## Start
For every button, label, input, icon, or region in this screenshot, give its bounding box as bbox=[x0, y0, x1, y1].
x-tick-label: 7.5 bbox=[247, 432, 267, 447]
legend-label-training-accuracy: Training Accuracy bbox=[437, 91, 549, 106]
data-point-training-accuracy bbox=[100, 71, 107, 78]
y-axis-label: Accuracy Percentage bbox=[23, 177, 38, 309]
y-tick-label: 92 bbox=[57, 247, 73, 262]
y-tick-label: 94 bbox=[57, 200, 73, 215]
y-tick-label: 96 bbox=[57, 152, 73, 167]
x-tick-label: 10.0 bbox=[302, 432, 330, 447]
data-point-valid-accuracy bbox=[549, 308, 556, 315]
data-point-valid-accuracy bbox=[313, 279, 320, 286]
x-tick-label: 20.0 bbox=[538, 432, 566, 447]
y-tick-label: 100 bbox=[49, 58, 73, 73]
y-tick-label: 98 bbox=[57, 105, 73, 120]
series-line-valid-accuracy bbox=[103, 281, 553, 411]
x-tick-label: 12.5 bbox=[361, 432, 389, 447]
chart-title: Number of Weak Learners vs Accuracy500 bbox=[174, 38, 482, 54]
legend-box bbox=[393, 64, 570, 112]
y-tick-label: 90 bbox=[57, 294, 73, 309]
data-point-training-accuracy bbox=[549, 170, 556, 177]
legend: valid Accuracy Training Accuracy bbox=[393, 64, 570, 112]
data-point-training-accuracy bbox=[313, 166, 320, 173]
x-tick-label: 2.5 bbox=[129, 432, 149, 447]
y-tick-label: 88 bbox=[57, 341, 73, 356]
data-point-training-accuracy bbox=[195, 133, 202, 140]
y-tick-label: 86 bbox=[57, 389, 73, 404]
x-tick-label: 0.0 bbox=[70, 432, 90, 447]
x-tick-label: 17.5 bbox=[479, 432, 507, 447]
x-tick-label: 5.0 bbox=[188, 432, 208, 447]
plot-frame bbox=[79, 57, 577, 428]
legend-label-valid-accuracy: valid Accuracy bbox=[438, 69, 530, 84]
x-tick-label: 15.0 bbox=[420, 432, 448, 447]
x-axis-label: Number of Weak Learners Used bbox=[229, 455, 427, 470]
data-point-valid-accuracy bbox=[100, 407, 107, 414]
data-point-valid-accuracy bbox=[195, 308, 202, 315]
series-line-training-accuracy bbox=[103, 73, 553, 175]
## End
**Short problem:** Reproduce the data above in full, replacing every occurrence of "Weak Learners" with "Base Estimators" and leaving everything else unchanged.

**Exercise result:**
For every button, label, input, icon, or region in this screenshot, give its bounding box as bbox=[x0, y0, x1, y1].
x-tick-label: 7.5 bbox=[247, 432, 267, 447]
legend-label-training-accuracy: Training Accuracy bbox=[437, 91, 549, 106]
data-point-training-accuracy bbox=[100, 71, 107, 78]
y-axis-label: Accuracy Percentage bbox=[23, 177, 38, 309]
y-tick-label: 92 bbox=[57, 247, 73, 262]
y-tick-label: 94 bbox=[57, 200, 73, 215]
y-tick-label: 96 bbox=[57, 152, 73, 167]
x-tick-label: 10.0 bbox=[302, 432, 330, 447]
data-point-valid-accuracy bbox=[549, 308, 556, 315]
data-point-valid-accuracy bbox=[313, 279, 320, 286]
x-tick-label: 20.0 bbox=[538, 432, 566, 447]
y-tick-label: 100 bbox=[49, 58, 73, 73]
y-tick-label: 98 bbox=[57, 105, 73, 120]
series-line-valid-accuracy bbox=[103, 281, 553, 411]
x-tick-label: 12.5 bbox=[361, 432, 389, 447]
chart-title: Number of Base Estimators vs Accuracy500 bbox=[174, 38, 482, 54]
legend-box bbox=[393, 64, 570, 112]
y-tick-label: 90 bbox=[57, 294, 73, 309]
data-point-training-accuracy bbox=[549, 170, 556, 177]
legend: valid Accuracy Training Accuracy bbox=[393, 64, 570, 112]
data-point-training-accuracy bbox=[313, 166, 320, 173]
x-tick-label: 2.5 bbox=[129, 432, 149, 447]
y-tick-label: 88 bbox=[57, 341, 73, 356]
data-point-training-accuracy bbox=[195, 133, 202, 140]
y-tick-label: 86 bbox=[57, 389, 73, 404]
x-tick-label: 0.0 bbox=[70, 432, 90, 447]
x-tick-label: 17.5 bbox=[479, 432, 507, 447]
x-tick-label: 5.0 bbox=[188, 432, 208, 447]
plot-frame bbox=[79, 57, 577, 428]
legend-label-valid-accuracy: valid Accuracy bbox=[438, 69, 530, 84]
x-tick-label: 15.0 bbox=[420, 432, 448, 447]
x-axis-label: Number of Base Estimators Used bbox=[229, 455, 427, 470]
data-point-valid-accuracy bbox=[100, 407, 107, 414]
data-point-valid-accuracy bbox=[195, 308, 202, 315]
series-line-training-accuracy bbox=[103, 73, 553, 175]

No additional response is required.